■ WHAT IS NEEDED
The data must be written out once more, precisely as given.

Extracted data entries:
====================

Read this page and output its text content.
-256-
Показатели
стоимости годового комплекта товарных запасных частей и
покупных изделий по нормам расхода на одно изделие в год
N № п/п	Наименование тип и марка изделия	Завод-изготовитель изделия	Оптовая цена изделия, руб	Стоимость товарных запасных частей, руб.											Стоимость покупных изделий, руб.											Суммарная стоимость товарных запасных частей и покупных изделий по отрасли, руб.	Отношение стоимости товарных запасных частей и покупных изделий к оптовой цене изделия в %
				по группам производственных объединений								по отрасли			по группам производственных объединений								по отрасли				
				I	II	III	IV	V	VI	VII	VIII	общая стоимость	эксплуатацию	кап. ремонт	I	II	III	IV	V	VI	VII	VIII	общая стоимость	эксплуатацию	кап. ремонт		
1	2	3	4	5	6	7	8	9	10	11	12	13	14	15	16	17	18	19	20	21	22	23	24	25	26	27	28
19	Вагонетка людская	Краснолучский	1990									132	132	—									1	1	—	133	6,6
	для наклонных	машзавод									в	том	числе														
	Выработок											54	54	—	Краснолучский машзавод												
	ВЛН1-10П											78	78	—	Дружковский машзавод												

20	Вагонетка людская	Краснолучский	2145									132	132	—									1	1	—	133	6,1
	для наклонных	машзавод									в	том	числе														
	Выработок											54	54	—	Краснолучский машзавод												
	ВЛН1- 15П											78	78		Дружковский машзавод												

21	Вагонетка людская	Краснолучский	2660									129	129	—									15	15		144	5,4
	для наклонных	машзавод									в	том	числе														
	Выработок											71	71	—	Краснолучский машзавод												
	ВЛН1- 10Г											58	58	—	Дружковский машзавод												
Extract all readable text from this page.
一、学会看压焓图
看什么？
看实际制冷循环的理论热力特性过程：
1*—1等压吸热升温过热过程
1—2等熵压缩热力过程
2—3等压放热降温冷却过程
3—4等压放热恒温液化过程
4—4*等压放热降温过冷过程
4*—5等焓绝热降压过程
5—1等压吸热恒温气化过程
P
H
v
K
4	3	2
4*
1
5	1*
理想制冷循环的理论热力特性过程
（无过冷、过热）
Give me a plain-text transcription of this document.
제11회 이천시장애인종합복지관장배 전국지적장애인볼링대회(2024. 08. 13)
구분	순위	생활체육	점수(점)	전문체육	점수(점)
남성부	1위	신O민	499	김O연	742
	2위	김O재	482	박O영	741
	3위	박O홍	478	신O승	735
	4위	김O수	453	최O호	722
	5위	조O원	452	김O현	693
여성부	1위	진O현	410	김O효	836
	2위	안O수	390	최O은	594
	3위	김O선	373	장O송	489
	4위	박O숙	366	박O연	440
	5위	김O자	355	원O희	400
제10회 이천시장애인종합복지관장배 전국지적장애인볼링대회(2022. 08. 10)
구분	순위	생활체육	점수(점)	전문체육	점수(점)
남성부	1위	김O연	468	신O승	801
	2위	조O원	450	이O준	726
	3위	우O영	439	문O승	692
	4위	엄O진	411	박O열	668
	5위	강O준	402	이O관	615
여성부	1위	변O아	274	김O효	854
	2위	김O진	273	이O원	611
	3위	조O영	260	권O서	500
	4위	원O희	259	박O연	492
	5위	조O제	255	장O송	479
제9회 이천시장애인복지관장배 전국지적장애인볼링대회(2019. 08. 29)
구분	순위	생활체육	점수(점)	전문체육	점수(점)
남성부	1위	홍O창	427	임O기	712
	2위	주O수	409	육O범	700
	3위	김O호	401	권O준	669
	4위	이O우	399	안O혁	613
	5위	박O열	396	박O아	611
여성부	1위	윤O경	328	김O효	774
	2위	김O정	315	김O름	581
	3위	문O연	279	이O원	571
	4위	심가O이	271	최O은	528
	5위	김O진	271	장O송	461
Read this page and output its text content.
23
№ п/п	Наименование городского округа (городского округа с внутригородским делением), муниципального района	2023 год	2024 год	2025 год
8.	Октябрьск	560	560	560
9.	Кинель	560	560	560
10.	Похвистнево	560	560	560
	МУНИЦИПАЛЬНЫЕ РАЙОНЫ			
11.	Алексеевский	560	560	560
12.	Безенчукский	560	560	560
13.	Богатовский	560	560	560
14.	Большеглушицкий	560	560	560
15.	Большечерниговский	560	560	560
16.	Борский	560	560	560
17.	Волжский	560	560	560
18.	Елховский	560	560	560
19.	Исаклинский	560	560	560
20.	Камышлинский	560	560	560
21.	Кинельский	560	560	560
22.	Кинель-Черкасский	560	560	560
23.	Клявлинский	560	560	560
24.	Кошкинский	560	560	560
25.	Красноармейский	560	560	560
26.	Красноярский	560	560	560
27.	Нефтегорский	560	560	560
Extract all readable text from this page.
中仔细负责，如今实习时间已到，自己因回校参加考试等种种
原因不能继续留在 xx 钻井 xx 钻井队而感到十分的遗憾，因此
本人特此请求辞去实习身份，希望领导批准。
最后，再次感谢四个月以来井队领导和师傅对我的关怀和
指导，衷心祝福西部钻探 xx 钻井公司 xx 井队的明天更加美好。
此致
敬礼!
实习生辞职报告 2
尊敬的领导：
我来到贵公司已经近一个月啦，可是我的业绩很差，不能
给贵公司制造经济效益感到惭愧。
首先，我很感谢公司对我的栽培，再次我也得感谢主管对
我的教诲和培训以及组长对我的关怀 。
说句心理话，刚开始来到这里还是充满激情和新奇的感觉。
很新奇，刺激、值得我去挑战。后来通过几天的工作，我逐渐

====================

■ SOLUTION TO THIS TASK
Read this page and output its text content.
-256-
Показатели
стоимости годового комплекта товарных запасных частей и
покупных изделий по нормам расхода на одно изделие в год
N № п/п	Наименование тип и марка изделия	Завод-изготовитель изделия	Оптовая цена изделия, руб	Стоимость товарных запасных частей, руб.											Стоимость покупных изделий, руб.											Суммарная стоимость товарных запасных частей и покупных изделий по отрасли, руб.	Отношение стоимости товарных запасных частей и покупных изделий к оптовой цене изделия в %
				по группам производственных объединений								по отрасли			по группам производственных объединений								по отрасли				
				I	II	III	IV	V	VI	VII	VIII	общая стоимость	эксплуатацию	кап. ремонт	I	II	III	IV	V	VI	VII	VIII	общая стоимость	эксплуатацию	кап. ремонт		
1	2	3	4	5	6	7	8	9	10	11	12	13	14	15	16	17	18	19	20	21	22	23	24	25	26	27	28
19	Вагонетка людская	Краснолучский	1990									132	132	—									1	1	—	133	6,6
	для наклонных	машзавод									в	том	числе														
	Выработок											54	54	—	Краснолучский машзавод												
	ВЛН1-10П											78	78	—	Дружковский машзавод												

20	Вагонетка людская	Краснолучский	2145									132	132	—									1	1	—	133	6,1
	для наклонных	машзавод									в	том	числе														
	Выработок											54	54	—	Краснолучский машзавод												
	ВЛН1- 15П											78	78		Дружковский машзавод												

21	Вагонетка людская	Краснолучский	2660									129	129	—									15	15		144	5,4
	для наклонных	машзавод									в	том	числе														
	Выработок											71	71	—	Краснолучский машзавод												
	ВЛН1- 10Г											58	58	—	Дружковский машзавод												
Extract all readable text from this page.
一、学会看压焓图
看什么？
看实际制冷循环的理论热力特性过程：
1*—1等压吸热升温过热过程
1—2等熵压缩热力过程
2—3等压放热降温冷却过程
3—4等压放热恒温液化过程
4—4*等压放热降温过冷过程
4*—5等焓绝热降压过程
5—1等压吸热恒温气化过程
P
H
v
K
4	3	2
4*
1
5	1*
理想制冷循环的理论热力特性过程
（无过冷、过热）
Give me a plain-text transcription of this document.
제11회 이천시장애인종합복지관장배 전국지적장애인볼링대회(2024. 08. 13)
구분	순위	생활체육	점수(점)	전문체육	점수(점)
남성부	1위	신O민	499	김O연	742
	2위	김O재	482	박O영	741
	3위	박O홍	478	신O승	735
	4위	김O수	453	최O호	722
	5위	조O원	452	김O현	693
여성부	1위	진O현	410	김O효	836
	2위	안O수	390	최O은	594
	3위	김O선	373	장O송	489
	4위	박O숙	366	박O연	440
	5위	김O자	355	원O희	400
제10회 이천시장애인종합복지관장배 전국지적장애인볼링대회(2022. 08. 10)
구분	순위	생활체육	점수(점)	전문체육	점수(점)
남성부	1위	김O연	468	신O승	801
	2위	조O원	450	이O준	726
	3위	우O영	439	문O승	692
	4위	엄O진	411	박O열	668
	5위	강O준	402	이O관	615
여성부	1위	변O아	274	김O효	854
	2위	김O진	273	이O원	611
	3위	조O영	260	권O서	500
	4위	원O희	259	박O연	492
	5위	조O제	255	장O송	479
제9회 이천시장애인복지관장배 전국지적장애인볼링대회(2019. 08. 29)
구분	순위	생활체육	점수(점)	전문체육	점수(점)
남성부	1위	홍O창	427	임O기	712
	2위	주O수	409	육O범	700
	3위	김O호	401	권O준	669
	4위	이O우	399	안O혁	613
	5위	박O열	396	박O아	611
여성부	1위	윤O경	328	김O효	774
	2위	김O정	315	김O름	581
	3위	문O연	279	이O원	571
	4위	심가O이	271	최O은	528
	5위	김O진	271	장O송	461
Read this page and output its text content.
23
№ п/п	Наименование городского округа (городского округа с внутригородским делением), муниципального района	2023 год	2024 год	2025 год
8.	Октябрьск	560	560	560
9.	Кинель	560	560	560
10.	Похвистнево	560	560	560
	МУНИЦИПАЛЬНЫЕ РАЙОНЫ			
11.	Алексеевский	560	560	560
12.	Безенчукский	560	560	560
13.	Богатовский	560	560	560
14.	Большеглушицкий	560	560	560
15.	Большечерниговский	560	560	560
16.	Борский	560	560	560
17.	Волжский	560	560	560
18.	Елховский	560	560	560
19.	Исаклинский	560	560	560
20.	Камышлинский	560	560	560
21.	Кинельский	560	560	560
22.	Кинель-Черкасский	560	560	560
23.	Клявлинский	560	560	560
24.	Кошкинский	560	560	560
25.	Красноармейский	560	560	560
26.	Красноярский	560	560	560
27.	Нефтегорский	560	560	560
Extract all readable text from this page.
中仔细负责，如今实习时间已到，自己因回校参加考试等种种
原因不能继续留在 xx 钻井 xx 钻井队而感到十分的遗憾，因此
本人特此请求辞去实习身份，希望领导批准。
最后，再次感谢四个月以来井队领导和师傅对我的关怀和
指导，衷心祝福西部钻探 xx 钻井公司 xx 井队的明天更加美好。
此致
敬礼!
实习生辞职报告 2
尊敬的领导：
我来到贵公司已经近一个月啦，可是我的业绩很差，不能
给贵公司制造经济效益感到惭愧。
首先，我很感谢公司对我的栽培，再次我也得感谢主管对
我的教诲和培训以及组长对我的关怀 。
说句心理话，刚开始来到这里还是充满激情和新奇的感觉。
很新奇，刺激、值得我去挑战。后来通过几天的工作，我逐渐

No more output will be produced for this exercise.